▶ _Records provided_:
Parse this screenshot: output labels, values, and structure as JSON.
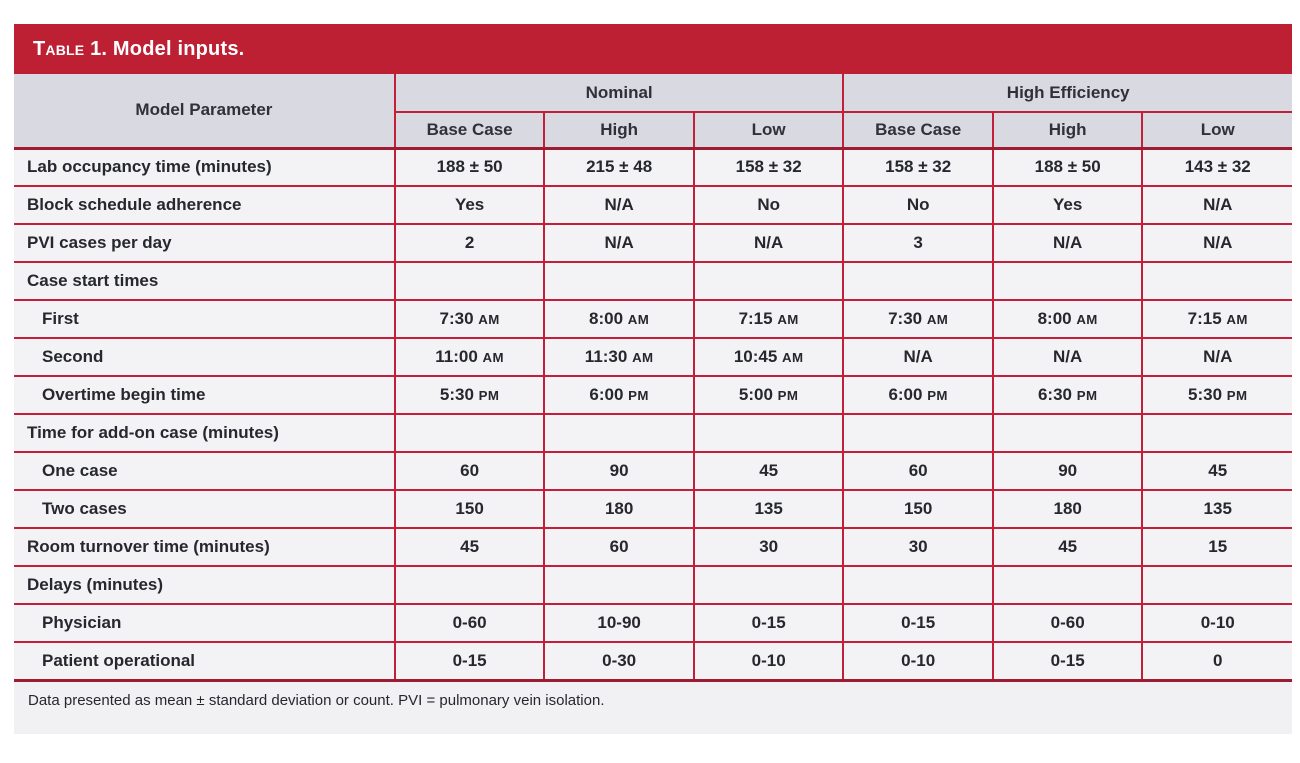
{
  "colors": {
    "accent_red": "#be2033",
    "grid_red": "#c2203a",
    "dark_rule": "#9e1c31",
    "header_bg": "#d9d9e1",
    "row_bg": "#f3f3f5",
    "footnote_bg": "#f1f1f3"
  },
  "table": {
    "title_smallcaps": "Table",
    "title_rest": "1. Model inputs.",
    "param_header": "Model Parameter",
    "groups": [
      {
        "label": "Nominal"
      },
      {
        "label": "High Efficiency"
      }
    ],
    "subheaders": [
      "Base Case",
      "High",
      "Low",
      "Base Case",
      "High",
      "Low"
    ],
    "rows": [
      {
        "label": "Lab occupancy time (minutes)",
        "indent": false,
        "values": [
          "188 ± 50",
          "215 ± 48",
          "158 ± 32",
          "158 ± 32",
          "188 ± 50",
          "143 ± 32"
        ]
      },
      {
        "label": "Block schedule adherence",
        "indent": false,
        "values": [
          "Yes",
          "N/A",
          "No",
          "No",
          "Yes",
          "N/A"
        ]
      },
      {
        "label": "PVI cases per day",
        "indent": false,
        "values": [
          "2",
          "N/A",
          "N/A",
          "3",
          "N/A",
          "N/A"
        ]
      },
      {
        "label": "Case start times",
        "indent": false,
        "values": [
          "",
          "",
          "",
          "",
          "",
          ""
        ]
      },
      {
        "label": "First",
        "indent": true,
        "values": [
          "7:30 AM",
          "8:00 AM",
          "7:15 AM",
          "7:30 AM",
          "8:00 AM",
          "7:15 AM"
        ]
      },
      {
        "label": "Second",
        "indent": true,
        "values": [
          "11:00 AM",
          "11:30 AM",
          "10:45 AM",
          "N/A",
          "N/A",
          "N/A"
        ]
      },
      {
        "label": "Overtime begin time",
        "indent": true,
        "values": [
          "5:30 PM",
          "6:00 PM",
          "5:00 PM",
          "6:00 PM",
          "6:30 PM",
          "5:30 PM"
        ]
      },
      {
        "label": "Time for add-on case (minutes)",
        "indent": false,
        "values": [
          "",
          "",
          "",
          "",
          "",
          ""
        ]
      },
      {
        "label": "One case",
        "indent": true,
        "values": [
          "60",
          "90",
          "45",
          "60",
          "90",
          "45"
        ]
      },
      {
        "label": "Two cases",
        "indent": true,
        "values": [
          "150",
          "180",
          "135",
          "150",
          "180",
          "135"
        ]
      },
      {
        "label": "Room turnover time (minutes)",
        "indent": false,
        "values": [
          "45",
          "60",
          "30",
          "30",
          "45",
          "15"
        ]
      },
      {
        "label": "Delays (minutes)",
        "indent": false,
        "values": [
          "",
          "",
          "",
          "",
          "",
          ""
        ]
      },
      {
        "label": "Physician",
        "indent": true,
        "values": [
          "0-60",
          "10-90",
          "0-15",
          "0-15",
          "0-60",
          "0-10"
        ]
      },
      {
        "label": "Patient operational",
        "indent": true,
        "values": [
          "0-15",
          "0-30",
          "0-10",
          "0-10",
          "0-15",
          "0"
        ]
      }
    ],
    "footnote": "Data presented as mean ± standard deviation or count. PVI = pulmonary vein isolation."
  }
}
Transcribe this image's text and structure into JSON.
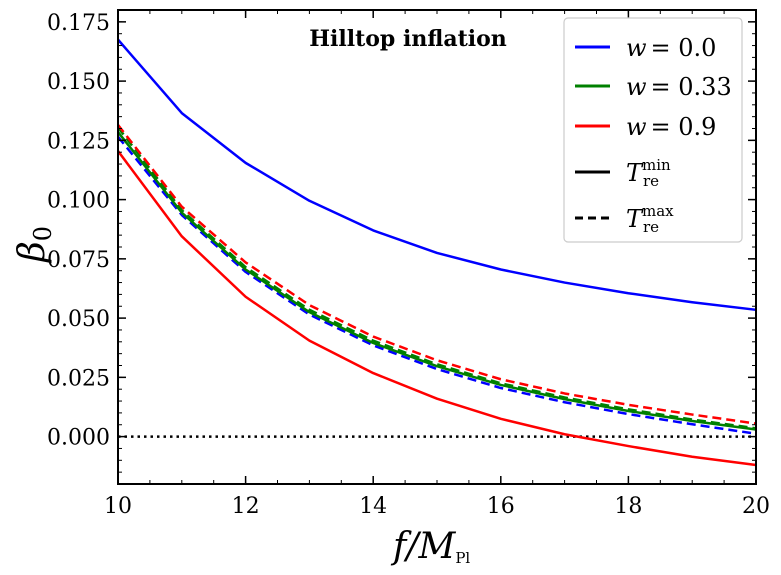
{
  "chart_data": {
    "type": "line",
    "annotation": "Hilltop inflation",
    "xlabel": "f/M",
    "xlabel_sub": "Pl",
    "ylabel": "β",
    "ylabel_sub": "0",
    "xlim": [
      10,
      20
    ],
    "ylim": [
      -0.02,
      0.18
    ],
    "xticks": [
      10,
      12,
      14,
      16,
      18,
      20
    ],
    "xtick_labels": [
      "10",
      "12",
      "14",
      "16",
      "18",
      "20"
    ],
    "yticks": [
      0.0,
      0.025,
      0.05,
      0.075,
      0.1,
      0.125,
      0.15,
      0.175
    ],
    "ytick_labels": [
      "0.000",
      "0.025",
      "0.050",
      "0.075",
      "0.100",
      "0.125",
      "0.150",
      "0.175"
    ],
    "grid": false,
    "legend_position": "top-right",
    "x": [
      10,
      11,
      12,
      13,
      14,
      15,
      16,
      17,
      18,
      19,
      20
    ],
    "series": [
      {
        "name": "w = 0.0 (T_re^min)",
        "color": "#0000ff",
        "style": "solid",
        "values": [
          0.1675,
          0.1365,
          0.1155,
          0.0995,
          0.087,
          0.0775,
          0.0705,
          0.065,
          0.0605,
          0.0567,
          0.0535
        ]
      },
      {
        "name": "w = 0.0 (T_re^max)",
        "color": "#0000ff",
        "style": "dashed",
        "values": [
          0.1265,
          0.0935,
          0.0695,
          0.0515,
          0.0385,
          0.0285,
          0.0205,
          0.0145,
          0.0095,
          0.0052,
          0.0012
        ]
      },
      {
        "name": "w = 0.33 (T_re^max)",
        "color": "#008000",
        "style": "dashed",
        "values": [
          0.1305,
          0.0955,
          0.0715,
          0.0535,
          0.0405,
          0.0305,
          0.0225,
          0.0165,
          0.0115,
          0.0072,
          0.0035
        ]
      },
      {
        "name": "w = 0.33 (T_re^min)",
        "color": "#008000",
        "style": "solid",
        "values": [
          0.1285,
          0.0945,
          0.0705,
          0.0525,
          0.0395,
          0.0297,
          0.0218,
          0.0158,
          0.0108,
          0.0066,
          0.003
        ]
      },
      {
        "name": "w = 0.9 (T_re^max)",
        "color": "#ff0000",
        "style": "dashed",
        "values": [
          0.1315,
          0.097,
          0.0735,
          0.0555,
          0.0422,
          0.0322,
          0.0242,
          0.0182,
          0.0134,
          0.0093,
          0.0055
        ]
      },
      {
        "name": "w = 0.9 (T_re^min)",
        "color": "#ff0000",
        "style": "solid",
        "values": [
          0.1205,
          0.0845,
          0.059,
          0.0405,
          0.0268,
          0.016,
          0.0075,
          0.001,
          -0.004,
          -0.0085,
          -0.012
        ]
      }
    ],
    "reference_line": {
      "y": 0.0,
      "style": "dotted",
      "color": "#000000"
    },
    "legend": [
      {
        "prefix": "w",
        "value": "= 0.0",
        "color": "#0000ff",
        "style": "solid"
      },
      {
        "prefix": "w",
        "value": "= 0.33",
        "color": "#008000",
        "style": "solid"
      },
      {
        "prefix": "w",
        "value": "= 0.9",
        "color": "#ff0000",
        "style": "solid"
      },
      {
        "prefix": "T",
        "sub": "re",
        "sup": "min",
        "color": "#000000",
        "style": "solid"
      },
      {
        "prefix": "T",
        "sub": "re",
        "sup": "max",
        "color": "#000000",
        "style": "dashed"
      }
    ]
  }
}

---

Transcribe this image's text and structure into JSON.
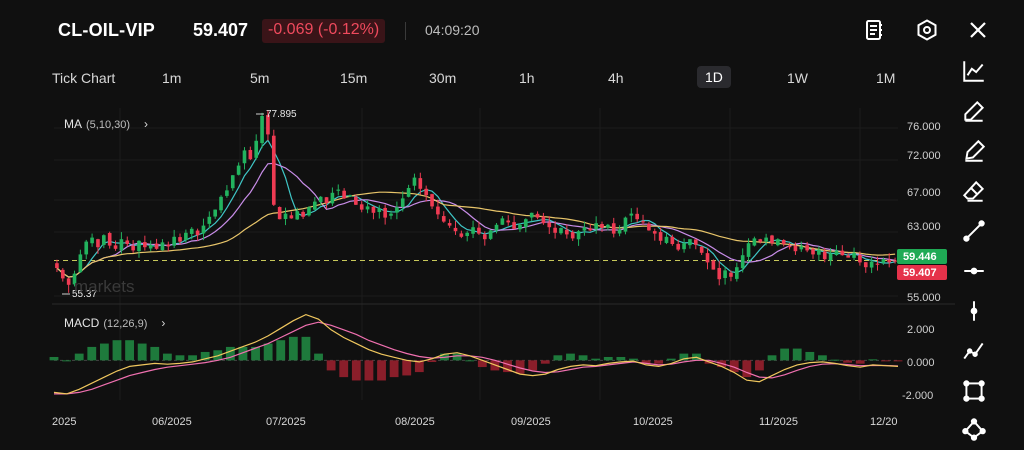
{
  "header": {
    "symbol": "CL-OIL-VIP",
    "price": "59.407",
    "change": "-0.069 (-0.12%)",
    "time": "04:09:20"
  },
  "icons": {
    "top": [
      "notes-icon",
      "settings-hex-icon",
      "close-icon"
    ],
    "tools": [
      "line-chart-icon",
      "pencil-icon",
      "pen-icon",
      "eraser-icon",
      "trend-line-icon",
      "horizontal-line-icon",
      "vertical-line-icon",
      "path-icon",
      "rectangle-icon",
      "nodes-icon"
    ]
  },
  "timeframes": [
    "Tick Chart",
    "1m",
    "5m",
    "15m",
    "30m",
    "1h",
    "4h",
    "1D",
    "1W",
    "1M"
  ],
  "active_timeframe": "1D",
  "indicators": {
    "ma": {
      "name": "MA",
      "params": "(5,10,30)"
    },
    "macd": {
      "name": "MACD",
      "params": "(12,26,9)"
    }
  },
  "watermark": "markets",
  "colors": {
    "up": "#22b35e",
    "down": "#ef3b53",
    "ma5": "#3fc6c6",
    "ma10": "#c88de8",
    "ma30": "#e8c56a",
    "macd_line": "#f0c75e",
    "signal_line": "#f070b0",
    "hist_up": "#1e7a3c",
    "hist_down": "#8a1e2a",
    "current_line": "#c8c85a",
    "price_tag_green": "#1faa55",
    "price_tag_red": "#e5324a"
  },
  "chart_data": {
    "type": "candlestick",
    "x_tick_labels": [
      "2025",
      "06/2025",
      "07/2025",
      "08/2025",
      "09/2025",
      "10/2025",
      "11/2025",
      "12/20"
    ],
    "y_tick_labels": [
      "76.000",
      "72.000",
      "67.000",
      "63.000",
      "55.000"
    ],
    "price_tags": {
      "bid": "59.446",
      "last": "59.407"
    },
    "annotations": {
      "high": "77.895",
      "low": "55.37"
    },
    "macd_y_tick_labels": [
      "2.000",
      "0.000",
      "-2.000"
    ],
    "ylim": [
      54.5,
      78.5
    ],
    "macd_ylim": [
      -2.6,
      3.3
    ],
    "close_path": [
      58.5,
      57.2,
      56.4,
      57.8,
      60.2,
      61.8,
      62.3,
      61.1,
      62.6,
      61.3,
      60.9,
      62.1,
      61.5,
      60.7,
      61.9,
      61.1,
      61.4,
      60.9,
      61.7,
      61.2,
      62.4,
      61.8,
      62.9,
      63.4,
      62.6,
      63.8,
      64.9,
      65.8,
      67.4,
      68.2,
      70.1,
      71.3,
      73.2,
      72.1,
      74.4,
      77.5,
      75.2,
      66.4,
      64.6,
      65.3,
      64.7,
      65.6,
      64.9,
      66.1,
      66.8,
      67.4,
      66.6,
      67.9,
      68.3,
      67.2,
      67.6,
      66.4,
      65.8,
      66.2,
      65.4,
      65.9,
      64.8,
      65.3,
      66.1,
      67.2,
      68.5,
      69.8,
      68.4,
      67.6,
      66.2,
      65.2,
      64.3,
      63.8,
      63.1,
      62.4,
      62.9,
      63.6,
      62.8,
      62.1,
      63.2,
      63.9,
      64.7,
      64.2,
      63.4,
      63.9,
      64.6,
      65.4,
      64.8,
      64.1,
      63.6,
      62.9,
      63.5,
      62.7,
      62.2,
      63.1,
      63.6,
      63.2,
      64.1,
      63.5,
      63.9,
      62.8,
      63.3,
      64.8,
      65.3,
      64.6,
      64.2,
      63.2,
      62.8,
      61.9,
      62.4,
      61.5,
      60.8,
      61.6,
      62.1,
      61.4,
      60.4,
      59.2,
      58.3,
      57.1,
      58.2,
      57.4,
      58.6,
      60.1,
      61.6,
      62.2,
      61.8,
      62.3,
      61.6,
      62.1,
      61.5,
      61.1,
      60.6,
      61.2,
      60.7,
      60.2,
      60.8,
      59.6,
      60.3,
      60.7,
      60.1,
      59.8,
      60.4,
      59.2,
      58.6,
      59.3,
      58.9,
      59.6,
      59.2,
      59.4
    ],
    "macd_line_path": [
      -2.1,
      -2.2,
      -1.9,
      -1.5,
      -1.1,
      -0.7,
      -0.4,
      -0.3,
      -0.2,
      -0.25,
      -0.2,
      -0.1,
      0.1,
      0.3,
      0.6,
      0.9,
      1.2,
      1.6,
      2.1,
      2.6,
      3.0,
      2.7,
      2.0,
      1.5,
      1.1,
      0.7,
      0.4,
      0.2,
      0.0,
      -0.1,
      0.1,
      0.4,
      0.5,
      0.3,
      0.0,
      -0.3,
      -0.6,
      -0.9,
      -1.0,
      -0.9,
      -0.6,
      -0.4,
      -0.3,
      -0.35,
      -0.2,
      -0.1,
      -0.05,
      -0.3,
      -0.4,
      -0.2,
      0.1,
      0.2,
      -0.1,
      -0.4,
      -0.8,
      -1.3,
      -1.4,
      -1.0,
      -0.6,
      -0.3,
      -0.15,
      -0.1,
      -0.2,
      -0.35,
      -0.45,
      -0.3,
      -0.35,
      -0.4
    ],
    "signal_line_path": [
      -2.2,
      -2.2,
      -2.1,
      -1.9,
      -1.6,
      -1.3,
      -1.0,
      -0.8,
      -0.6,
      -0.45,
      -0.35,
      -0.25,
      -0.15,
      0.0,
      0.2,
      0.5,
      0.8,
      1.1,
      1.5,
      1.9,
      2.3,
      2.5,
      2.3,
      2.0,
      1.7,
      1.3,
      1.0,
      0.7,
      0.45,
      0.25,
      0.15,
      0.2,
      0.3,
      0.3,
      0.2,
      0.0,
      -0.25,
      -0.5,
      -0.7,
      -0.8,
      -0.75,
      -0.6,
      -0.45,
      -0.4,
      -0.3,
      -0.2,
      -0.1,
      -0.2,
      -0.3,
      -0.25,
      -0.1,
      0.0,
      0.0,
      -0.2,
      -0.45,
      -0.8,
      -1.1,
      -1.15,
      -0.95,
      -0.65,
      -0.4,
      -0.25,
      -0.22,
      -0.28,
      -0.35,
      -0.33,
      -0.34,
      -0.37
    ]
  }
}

* * *

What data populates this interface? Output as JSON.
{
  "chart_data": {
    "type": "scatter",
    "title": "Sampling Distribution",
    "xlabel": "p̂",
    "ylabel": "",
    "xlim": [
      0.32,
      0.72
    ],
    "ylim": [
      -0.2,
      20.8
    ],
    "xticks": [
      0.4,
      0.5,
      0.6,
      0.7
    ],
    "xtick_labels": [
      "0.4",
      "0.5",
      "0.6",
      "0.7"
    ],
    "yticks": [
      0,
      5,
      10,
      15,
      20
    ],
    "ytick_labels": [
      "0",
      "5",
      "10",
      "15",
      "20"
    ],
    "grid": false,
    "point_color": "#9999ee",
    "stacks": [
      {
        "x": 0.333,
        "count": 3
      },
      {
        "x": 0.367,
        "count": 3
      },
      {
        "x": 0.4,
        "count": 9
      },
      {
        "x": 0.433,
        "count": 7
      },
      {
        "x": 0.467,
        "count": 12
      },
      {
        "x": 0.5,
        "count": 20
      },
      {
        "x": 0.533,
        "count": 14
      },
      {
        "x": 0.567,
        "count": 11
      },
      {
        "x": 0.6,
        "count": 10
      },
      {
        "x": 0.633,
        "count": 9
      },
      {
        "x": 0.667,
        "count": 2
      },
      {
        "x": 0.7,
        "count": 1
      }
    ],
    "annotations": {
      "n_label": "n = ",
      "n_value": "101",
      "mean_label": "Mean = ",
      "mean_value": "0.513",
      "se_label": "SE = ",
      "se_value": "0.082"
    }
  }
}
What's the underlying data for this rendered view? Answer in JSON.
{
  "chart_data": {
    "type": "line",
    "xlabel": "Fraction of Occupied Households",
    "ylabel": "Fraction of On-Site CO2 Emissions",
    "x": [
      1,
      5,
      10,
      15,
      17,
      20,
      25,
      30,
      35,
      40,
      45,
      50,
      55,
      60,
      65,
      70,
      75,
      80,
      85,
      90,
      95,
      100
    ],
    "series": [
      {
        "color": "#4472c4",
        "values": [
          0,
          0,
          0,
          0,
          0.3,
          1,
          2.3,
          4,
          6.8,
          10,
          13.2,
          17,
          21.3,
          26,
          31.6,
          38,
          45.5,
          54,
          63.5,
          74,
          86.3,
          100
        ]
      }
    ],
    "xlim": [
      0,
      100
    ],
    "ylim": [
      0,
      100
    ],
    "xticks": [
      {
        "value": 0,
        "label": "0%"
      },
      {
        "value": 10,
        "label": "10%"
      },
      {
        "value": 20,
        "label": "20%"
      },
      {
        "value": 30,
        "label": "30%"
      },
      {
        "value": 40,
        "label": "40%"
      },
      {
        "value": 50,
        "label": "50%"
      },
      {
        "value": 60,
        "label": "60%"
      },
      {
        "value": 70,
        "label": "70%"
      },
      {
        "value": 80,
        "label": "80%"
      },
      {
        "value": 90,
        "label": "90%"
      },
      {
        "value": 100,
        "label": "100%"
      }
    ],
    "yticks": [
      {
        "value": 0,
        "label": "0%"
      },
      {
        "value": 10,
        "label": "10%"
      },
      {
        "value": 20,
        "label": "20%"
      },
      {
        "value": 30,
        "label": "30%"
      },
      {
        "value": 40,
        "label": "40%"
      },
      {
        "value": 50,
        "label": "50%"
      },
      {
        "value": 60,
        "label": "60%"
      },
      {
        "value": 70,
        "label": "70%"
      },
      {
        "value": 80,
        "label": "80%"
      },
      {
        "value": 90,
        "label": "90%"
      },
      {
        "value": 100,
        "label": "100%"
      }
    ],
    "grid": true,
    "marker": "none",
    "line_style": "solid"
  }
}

▶ _What is needed_: Tell how many lines of the data above hold the string "Fraction". Give only the number.

▶ _Exercise output_: 2